== Job ==
Report all lines from the entries below in which "Photo" appears.

== Stored dataset items ==
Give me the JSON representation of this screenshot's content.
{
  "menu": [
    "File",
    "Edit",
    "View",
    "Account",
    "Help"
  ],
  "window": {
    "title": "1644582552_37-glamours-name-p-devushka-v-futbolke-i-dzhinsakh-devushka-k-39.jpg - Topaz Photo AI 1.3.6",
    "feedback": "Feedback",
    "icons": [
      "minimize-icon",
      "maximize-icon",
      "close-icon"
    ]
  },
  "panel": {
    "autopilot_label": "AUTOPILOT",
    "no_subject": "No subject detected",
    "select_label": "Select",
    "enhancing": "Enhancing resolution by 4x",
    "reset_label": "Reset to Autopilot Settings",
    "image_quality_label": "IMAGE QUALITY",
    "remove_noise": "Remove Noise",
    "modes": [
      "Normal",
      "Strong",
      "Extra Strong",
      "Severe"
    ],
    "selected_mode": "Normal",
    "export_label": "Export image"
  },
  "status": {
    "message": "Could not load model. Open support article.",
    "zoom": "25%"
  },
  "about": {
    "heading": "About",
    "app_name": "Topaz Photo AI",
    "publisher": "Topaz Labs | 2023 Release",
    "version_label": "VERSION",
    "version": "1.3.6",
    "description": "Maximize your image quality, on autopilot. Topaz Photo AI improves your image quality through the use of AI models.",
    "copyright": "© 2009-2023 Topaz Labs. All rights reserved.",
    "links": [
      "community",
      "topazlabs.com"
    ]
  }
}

== Task answer ==
    "title": "1644582552_37-glamours-name-p-devushka-v-futbolke-i-dzhinsakh-devushka-k-39.jpg - Topaz Photo AI 1.3.6",
    "app_name": "Topaz Photo AI",
    "description": "Maximize your image quality, on autopilot. Topaz Photo AI improves your image quality through the use of AI models.",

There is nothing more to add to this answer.